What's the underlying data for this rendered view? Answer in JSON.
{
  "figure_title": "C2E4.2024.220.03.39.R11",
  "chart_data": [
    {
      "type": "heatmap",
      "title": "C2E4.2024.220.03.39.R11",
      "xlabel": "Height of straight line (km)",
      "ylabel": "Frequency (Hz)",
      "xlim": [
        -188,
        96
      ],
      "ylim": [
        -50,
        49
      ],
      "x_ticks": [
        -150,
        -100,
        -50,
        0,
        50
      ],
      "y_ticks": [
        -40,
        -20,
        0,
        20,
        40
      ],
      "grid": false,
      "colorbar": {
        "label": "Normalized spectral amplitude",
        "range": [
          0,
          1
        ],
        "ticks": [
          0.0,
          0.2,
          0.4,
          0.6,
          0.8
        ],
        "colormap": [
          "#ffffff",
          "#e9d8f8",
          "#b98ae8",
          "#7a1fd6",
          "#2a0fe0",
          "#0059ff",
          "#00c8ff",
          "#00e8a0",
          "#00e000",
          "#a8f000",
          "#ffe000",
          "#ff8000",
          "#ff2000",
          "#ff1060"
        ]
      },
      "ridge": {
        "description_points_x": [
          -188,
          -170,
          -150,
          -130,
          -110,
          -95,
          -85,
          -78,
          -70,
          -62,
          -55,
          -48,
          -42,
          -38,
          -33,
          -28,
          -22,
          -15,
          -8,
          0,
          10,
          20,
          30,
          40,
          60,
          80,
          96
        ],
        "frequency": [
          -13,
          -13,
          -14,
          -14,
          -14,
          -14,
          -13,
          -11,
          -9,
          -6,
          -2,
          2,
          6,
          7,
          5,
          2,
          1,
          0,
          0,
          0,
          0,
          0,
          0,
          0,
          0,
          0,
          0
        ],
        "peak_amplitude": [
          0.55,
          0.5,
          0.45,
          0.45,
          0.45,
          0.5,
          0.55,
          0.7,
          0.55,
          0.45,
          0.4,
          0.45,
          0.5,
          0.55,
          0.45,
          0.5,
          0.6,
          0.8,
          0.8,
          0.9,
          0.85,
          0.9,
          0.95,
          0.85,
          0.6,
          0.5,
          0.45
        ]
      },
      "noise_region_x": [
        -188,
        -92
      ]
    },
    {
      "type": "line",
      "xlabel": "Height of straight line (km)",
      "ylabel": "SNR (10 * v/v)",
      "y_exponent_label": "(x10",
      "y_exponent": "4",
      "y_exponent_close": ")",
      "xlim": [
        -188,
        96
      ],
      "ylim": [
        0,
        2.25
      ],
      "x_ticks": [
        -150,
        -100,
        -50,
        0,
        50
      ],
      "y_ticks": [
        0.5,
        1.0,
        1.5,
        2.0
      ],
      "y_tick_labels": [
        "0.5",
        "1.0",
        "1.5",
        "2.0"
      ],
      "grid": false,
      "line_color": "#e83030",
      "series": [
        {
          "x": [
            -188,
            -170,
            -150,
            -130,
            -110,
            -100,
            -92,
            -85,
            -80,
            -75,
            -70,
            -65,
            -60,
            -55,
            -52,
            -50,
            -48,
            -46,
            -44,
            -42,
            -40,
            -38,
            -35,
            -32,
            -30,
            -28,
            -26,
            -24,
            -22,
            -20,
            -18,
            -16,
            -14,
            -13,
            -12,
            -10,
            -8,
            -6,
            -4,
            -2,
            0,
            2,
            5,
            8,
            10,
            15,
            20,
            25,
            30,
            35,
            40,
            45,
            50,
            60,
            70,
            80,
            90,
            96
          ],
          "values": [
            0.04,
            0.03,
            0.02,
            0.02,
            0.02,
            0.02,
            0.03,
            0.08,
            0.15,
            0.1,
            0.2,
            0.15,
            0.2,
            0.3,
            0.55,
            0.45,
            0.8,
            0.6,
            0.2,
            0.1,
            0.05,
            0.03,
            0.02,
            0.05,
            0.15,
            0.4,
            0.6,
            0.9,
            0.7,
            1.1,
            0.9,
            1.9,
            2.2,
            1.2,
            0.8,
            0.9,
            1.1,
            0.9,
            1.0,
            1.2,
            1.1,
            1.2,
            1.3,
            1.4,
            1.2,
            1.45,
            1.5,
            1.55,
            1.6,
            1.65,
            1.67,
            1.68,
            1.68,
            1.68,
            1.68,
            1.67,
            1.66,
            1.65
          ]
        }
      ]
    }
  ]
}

================

- _WORK REQUIRED_: Give back the whole listing, word for word.

- _RESULT OF THE TASK_:
What's the underlying data for this rendered view? Answer in JSON.
{
  "figure_title": "C2E4.2024.220.03.39.R11",
  "chart_data": [
    {
      "type": "heatmap",
      "title": "C2E4.2024.220.03.39.R11",
      "xlabel": "Height of straight line (km)",
      "ylabel": "Frequency (Hz)",
      "xlim": [
        -188,
        96
      ],
      "ylim": [
        -50,
        49
      ],
      "x_ticks": [
        -150,
        -100,
        -50,
        0,
        50
      ],
      "y_ticks": [
        -40,
        -20,
        0,
        20,
        40
      ],
      "grid": false,
      "colorbar": {
        "label": "Normalized spectral amplitude",
        "range": [
          0,
          1
        ],
        "ticks": [
          0.0,
          0.2,
          0.4,
          0.6,
          0.8
        ],
        "colormap": [
          "#ffffff",
          "#e9d8f8",
          "#b98ae8",
          "#7a1fd6",
          "#2a0fe0",
          "#0059ff",
          "#00c8ff",
          "#00e8a0",
          "#00e000",
          "#a8f000",
          "#ffe000",
          "#ff8000",
          "#ff2000",
          "#ff1060"
        ]
      },
      "ridge": {
        "description_points_x": [
          -188,
          -170,
          -150,
          -130,
          -110,
          -95,
          -85,
          -78,
          -70,
          -62,
          -55,
          -48,
          -42,
          -38,
          -33,
          -28,
          -22,
          -15,
          -8,
          0,
          10,
          20,
          30,
          40,
          60,
          80,
          96
        ],
        "frequency": [
          -13,
          -13,
          -14,
          -14,
          -14,
          -14,
          -13,
          -11,
          -9,
          -6,
          -2,
          2,
          6,
          7,
          5,
          2,
          1,
          0,
          0,
          0,
          0,
          0,
          0,
          0,
          0,
          0,
          0
        ],
        "peak_amplitude": [
          0.55,
          0.5,
          0.45,
          0.45,
          0.45,
          0.5,
          0.55,
          0.7,
          0.55,
          0.45,
          0.4,
          0.45,
          0.5,
          0.55,
          0.45,
          0.5,
          0.6,
          0.8,
          0.8,
          0.9,
          0.85,
          0.9,
          0.95,
          0.85,
          0.6,
          0.5,
          0.45
        ]
      },
      "noise_region_x": [
        -188,
        -92
      ]
    },
    {
      "type": "line",
      "xlabel": "Height of straight line (km)",
      "ylabel": "SNR (10 * v/v)",
      "y_exponent_label": "(x10",
      "y_exponent": "4",
      "y_exponent_close": ")",
      "xlim": [
        -188,
        96
      ],
      "ylim": [
        0,
        2.25
      ],
      "x_ticks": [
        -150,
        -100,
        -50,
        0,
        50
      ],
      "y_ticks": [
        0.5,
        1.0,
        1.5,
        2.0
      ],
      "y_tick_labels": [
        "0.5",
        "1.0",
        "1.5",
        "2.0"
      ],
      "grid": false,
      "line_color": "#e83030",
      "series": [
        {
          "x": [
            -188,
            -170,
            -150,
            -130,
            -110,
            -100,
            -92,
            -85,
            -80,
            -75,
            -70,
            -65,
            -60,
            -55,
            -52,
            -50,
            -48,
            -46,
            -44,
            -42,
            -40,
            -38,
            -35,
            -32,
            -30,
            -28,
            -26,
            -24,
            -22,
            -20,
            -18,
            -16,
            -14,
            -13,
            -12,
            -10,
            -8,
            -6,
            -4,
            -2,
            0,
            2,
            5,
            8,
            10,
            15,
            20,
            25,
            30,
            35,
            40,
            45,
            50,
            60,
            70,
            80,
            90,
            96
          ],
          "values": [
            0.04,
            0.03,
            0.02,
            0.02,
            0.02,
            0.02,
            0.03,
            0.08,
            0.15,
            0.1,
            0.2,
            0.15,
            0.2,
            0.3,
            0.55,
            0.45,
            0.8,
            0.6,
            0.2,
            0.1,
            0.05,
            0.03,
            0.02,
            0.05,
            0.15,
            0.4,
            0.6,
            0.9,
            0.7,
            1.1,
            0.9,
            1.9,
            2.2,
            1.2,
            0.8,
            0.9,
            1.1,
            0.9,
            1.0,
            1.2,
            1.1,
            1.2,
            1.3,
            1.4,
            1.2,
            1.45,
            1.5,
            1.55,
            1.6,
            1.65,
            1.67,
            1.68,
            1.68,
            1.68,
            1.68,
            1.67,
            1.66,
            1.65
          ]
        }
      ]
    }
  ]
}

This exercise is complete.